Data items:
• • •

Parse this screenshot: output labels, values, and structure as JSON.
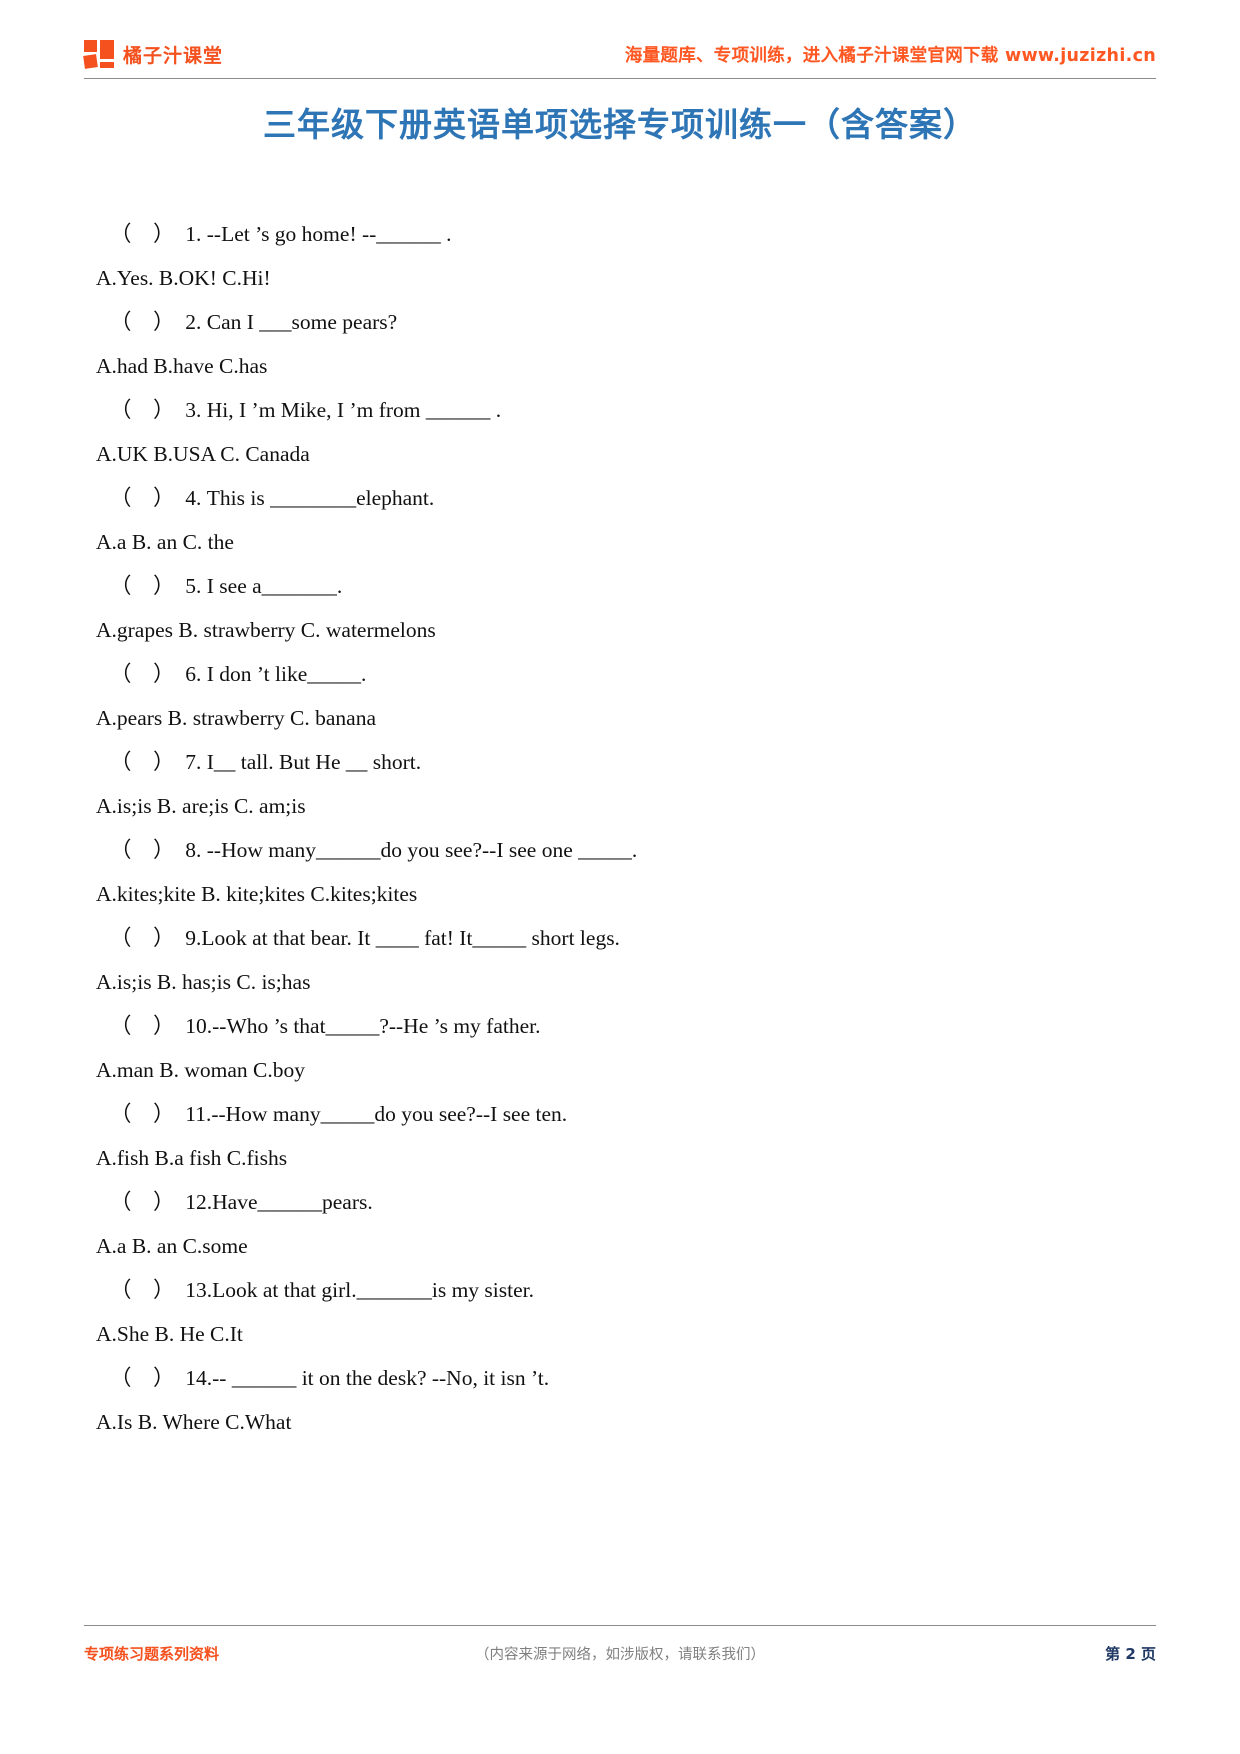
{
  "header": {
    "brand_name": "橘子汁课堂",
    "logo_icon": "four-square-logo-icon",
    "promo_text": "海量题库、专项训练，进入橘子汁课堂官网下载 www.juzizhi.cn",
    "brand_color": "#F4511E"
  },
  "title": "三年级下册英语单项选择专项训练一（含答案）",
  "title_color": "#2E75B6",
  "questions": [
    {
      "stem": "（    ）  1. --Let ’s go home! --______ .",
      "options": "A.Yes. B.OK! C.Hi!"
    },
    {
      "stem": "（    ）  2. Can I ___some pears?",
      "options": "A.had B.have C.has"
    },
    {
      "stem": "（    ）  3. Hi, I ’m Mike, I ’m from ______ .",
      "options": "A.UK B.USA C. Canada"
    },
    {
      "stem": "（    ）  4. This is ________elephant.",
      "options": "A.a B. an C. the"
    },
    {
      "stem": "（    ）  5. I see a_______.",
      "options": "A.grapes B. strawberry C. watermelons"
    },
    {
      "stem": "（    ）  6. I don ’t like_____.",
      "options": "A.pears B. strawberry C. banana"
    },
    {
      "stem": "（    ）  7. I__ tall. But He __ short.",
      "options": "A.is;is B. are;is C. am;is"
    },
    {
      "stem": "（    ）  8. --How many______do you see?--I see one _____.",
      "options": "A.kites;kite B. kite;kites C.kites;kites"
    },
    {
      "stem": "（    ）  9.Look at that bear. It ____ fat! It_____ short legs.",
      "options": "A.is;is B. has;is C. is;has"
    },
    {
      "stem": "（    ）  10.--Who ’s that_____?--He ’s my father.",
      "options": "A.man B. woman C.boy"
    },
    {
      "stem": "（    ）  11.--How many_____do you see?--I see ten.",
      "options": "A.fish B.a fish C.fishs"
    },
    {
      "stem": "（    ）  12.Have______pears.",
      "options": "A.a B. an C.some"
    },
    {
      "stem": "（    ）  13.Look at that girl._______is my sister.",
      "options": "A.She B. He C.It"
    },
    {
      "stem": "（    ）  14.-- ______ it on the desk? --No, it isn ’t.",
      "options": "A.Is B. Where C.What"
    }
  ],
  "footer": {
    "left": "专项练习题系列资料",
    "center": "（内容来源于网络，如涉版权，请联系我们）",
    "page": "第 2 页"
  }
}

• • •

Set task> Search the data for the word "strawberry" and copy each line where it appears.

Exercise answer>
      "options": "A.grapes B. strawberry C. watermelons"
      "options": "A.pears B. strawberry C. banana"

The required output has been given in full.